[TO BE DONE]
Could you present the material below as a Markdown table with a Row column for the row number and an Entry column for each line, skipping any blank lines?

[SOURCE DATA]
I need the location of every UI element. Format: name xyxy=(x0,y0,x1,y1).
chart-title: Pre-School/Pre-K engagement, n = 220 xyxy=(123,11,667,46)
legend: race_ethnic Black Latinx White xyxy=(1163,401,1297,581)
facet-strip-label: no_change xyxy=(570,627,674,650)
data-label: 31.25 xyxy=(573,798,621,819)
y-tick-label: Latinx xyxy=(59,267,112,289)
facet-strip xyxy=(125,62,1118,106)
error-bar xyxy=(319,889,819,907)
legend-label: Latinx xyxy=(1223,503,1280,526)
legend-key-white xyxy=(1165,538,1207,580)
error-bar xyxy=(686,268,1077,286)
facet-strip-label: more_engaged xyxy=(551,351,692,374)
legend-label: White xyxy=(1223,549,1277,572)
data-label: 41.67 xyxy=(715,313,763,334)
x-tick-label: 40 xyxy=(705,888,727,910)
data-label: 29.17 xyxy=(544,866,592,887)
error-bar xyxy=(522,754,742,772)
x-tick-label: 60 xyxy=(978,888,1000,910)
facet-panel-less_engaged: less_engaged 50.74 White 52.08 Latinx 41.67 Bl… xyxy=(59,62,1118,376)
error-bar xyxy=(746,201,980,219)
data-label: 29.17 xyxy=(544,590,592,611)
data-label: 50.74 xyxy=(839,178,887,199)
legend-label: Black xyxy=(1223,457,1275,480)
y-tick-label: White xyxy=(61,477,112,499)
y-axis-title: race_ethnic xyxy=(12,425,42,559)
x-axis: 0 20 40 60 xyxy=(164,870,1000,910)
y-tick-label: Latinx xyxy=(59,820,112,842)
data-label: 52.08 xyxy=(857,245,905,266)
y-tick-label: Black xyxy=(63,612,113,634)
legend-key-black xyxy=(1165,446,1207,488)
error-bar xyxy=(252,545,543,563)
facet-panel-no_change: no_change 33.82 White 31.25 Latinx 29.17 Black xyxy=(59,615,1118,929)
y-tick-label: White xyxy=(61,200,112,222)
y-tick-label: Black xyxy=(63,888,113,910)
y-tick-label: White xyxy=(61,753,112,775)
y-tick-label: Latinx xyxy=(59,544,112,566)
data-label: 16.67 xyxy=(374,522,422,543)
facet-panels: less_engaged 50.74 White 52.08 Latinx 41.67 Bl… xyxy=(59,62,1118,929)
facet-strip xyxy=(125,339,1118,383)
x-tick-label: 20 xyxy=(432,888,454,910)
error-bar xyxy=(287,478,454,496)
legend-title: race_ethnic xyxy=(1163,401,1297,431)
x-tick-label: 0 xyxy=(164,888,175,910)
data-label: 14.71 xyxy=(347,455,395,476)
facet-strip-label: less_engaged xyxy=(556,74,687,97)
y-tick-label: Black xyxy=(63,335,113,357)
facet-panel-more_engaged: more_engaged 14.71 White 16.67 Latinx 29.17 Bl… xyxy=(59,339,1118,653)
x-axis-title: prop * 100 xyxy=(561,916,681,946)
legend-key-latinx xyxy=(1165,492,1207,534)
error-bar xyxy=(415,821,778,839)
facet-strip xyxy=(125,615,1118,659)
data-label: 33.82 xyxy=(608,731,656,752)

[THE OUTPUT]
| Row | Entry |
|---|---|
| 1 | I need the location of every UI element. Format: name xyxy=(x0,y0,x1,y1). |
| 2 | chart-title: Pre-School/Pre-K engagement, n = 220 xyxy=(123,11,667,46) |
| 3 | legend: race_ethnic Black Latinx White xyxy=(1163,401,1297,581) |
| 4 | facet-strip-label: no_change xyxy=(570,627,674,650) |
| 5 | data-label: 31.25 xyxy=(573,798,621,819) |
| 6 | y-tick-label: Latinx xyxy=(59,267,112,289) |
| 7 | facet-strip xyxy=(125,62,1118,106) |
| 8 | error-bar xyxy=(319,889,819,907) |
| 9 | legend-label: Latinx xyxy=(1223,503,1280,526) |
| 10 | legend-key-white xyxy=(1165,538,1207,580) |
| 11 | error-bar xyxy=(686,268,1077,286) |
| 12 | facet-strip-label: more_engaged xyxy=(551,351,692,374) |
| 13 | legend-label: White xyxy=(1223,549,1277,572) |
| 14 | data-label: 41.67 xyxy=(715,313,763,334) |
| 15 | x-tick-label: 40 xyxy=(705,888,727,910) |
| 16 | data-label: 29.17 xyxy=(544,866,592,887) |
| 17 | error-bar xyxy=(522,754,742,772) |
| 18 | x-tick-label: 60 xyxy=(978,888,1000,910) |
| 19 | facet-panel-less_engaged: less_engaged 50.74 White 52.08 Latinx 41.67 Bl… xyxy=(59,62,1118,376) |
| 20 | error-bar xyxy=(746,201,980,219) |
| 21 | data-label: 29.17 xyxy=(544,590,592,611) |
| 22 | data-label: 50.74 xyxy=(839,178,887,199) |
| 23 | legend-label: Black xyxy=(1223,457,1275,480) |
| 24 | y-tick-label: White xyxy=(61,477,112,499) |
| 25 | y-axis-title: race_ethnic xyxy=(12,425,42,559) |
| 26 | x-axis: 0 20 40 60 xyxy=(164,870,1000,910) |
| 27 | y-tick-label: Latinx xyxy=(59,820,112,842) |
| 28 | data-label: 52.08 xyxy=(857,245,905,266) |
| 29 | y-tick-label: Black xyxy=(63,612,113,634) |
| 30 | legend-key-black xyxy=(1165,446,1207,488) |
| 31 | error-bar xyxy=(252,545,543,563) |
| 32 | facet-panel-no_change: no_change 33.82 White 31.25 Latinx 29.17 Black xyxy=(59,615,1118,929) |
| 33 | y-tick-label: White xyxy=(61,200,112,222) |
| 34 | y-tick-label: Black xyxy=(63,888,113,910) |
| 35 | y-tick-label: White xyxy=(61,753,112,775) |
| 36 | y-tick-label: Latinx xyxy=(59,544,112,566) |
| 37 | data-label: 16.67 xyxy=(374,522,422,543) |
| 38 | facet-panels: less_engaged 50.74 White 52.08 Latinx 41.67 Bl… xyxy=(59,62,1118,929) |
| 39 | facet-strip xyxy=(125,339,1118,383) |
| 40 | x-tick-label: 20 xyxy=(432,888,454,910) |
| 41 | error-bar xyxy=(287,478,454,496) |
| 42 | legend-title: race_ethnic xyxy=(1163,401,1297,431) |
| 43 | x-tick-label: 0 xyxy=(164,888,175,910) |
| 44 | data-label: 14.71 xyxy=(347,455,395,476) |
| 45 | facet-strip-label: less_engaged xyxy=(556,74,687,97) |
| 46 | y-tick-label: Black xyxy=(63,335,113,357) |
| 47 | facet-panel-more_engaged: more_engaged 14.71 White 16.67 Latinx 29.17 Bl… xyxy=(59,339,1118,653) |
| 48 | x-axis-title: prop * 100 xyxy=(561,916,681,946) |
| 49 | legend-key-latinx xyxy=(1165,492,1207,534) |
| 50 | error-bar xyxy=(415,821,778,839) |
| 51 | facet-strip xyxy=(125,615,1118,659) |
| 52 | data-label: 33.82 xyxy=(608,731,656,752) |